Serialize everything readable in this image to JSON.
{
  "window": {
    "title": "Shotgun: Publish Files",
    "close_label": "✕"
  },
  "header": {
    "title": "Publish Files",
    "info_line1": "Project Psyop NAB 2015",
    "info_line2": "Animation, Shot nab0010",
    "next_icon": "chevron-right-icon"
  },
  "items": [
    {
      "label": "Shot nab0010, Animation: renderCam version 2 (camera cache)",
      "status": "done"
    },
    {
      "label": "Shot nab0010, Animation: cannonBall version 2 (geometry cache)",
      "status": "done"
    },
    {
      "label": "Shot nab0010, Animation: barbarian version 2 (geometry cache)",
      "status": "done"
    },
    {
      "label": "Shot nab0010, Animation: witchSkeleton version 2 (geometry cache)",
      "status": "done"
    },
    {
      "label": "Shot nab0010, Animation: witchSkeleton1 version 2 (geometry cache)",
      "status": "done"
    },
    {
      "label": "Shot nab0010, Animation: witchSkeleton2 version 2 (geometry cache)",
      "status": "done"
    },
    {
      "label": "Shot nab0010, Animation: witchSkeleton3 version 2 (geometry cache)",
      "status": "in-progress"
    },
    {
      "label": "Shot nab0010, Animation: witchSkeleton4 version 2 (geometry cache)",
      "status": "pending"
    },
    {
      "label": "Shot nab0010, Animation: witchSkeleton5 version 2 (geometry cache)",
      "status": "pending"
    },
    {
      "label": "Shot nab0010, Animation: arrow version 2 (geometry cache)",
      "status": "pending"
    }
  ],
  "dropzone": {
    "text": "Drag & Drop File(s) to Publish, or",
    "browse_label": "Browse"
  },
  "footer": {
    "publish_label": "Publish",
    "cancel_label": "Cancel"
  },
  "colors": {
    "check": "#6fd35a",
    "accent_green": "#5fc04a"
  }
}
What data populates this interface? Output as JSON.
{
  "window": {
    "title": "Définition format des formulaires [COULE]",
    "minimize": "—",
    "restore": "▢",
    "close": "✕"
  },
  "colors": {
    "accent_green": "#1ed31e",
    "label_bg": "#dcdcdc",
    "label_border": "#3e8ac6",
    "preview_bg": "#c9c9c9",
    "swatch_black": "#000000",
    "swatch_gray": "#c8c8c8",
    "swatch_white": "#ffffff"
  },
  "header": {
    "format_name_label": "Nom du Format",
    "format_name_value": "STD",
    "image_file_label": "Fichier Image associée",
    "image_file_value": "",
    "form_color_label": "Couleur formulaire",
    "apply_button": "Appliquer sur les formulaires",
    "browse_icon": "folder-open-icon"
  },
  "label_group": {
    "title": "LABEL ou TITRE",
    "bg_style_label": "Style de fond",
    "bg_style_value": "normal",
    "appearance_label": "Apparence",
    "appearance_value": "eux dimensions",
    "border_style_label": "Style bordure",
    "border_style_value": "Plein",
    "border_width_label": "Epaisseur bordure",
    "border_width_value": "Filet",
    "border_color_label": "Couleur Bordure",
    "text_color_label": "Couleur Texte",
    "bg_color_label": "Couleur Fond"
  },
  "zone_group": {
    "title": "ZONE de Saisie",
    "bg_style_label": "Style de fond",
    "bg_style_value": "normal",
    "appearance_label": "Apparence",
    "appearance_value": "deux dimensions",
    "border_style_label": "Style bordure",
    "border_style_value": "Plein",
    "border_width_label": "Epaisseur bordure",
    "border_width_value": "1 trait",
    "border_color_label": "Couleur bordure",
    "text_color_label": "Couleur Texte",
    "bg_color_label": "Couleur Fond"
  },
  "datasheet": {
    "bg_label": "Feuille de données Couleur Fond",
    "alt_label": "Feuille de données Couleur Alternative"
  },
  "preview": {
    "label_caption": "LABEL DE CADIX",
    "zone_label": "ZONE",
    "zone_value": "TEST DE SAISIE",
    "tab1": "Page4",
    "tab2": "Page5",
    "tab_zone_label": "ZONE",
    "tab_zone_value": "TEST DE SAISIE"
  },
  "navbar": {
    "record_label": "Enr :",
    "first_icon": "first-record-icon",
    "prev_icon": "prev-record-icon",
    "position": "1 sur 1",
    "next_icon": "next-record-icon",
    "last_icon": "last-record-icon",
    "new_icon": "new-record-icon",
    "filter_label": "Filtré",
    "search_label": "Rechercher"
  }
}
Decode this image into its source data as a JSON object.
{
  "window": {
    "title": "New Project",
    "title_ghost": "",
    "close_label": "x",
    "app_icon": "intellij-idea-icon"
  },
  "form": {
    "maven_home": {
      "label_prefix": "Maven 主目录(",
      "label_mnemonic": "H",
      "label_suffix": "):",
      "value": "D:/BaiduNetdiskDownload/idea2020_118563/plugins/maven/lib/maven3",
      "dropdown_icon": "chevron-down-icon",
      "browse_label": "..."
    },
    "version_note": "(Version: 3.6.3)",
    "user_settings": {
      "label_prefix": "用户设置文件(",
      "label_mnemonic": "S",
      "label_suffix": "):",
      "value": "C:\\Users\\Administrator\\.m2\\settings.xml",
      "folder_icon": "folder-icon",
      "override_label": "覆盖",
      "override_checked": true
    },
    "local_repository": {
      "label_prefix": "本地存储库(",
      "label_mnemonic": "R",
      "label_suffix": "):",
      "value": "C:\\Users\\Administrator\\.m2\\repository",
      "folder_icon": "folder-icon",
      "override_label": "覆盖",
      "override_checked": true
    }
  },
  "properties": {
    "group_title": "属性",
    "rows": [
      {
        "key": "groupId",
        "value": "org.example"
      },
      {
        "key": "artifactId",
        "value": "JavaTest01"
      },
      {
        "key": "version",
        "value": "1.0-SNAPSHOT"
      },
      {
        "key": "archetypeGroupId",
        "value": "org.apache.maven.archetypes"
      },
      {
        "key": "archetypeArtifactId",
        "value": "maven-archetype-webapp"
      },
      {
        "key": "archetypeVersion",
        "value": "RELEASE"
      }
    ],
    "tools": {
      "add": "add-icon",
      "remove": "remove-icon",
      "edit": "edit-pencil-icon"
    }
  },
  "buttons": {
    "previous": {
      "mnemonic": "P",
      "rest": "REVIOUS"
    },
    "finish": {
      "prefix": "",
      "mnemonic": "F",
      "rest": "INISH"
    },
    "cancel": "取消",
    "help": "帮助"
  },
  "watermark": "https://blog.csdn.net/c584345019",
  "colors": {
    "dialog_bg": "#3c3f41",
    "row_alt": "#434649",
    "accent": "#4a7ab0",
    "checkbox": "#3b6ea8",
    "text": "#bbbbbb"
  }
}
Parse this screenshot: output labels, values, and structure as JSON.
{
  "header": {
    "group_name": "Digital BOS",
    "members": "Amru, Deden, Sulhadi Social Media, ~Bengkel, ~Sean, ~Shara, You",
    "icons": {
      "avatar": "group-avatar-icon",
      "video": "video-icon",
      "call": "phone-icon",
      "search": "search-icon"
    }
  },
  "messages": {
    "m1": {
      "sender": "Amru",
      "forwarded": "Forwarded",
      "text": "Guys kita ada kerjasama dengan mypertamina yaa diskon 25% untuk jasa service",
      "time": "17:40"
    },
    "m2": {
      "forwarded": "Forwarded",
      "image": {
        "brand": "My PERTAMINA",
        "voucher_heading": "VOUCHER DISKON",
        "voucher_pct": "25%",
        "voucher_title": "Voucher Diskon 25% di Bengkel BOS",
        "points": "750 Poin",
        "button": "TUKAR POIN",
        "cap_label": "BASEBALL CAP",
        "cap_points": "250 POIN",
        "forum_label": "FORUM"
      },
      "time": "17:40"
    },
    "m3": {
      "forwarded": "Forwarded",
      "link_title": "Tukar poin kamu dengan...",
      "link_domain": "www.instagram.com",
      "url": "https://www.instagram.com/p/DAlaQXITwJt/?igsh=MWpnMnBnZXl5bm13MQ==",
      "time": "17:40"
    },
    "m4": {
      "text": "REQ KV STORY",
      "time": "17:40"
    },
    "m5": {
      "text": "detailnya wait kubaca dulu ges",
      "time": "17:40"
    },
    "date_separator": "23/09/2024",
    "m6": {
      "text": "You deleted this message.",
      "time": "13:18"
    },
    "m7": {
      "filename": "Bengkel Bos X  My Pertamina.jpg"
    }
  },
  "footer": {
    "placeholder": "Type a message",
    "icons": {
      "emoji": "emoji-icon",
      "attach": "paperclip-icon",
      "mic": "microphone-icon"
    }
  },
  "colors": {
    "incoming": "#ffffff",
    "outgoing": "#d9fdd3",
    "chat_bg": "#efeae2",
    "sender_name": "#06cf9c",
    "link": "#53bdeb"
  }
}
• • • • •
● **WORK TO BE COMPLETED**
Extract every line containing the string "données" from the material.

● **ANSWER TO THE EXERCISE**
    "bg_label": "Feuille de données Couleur Fond",
    "alt_label": "Feuille de données Couleur Alternative"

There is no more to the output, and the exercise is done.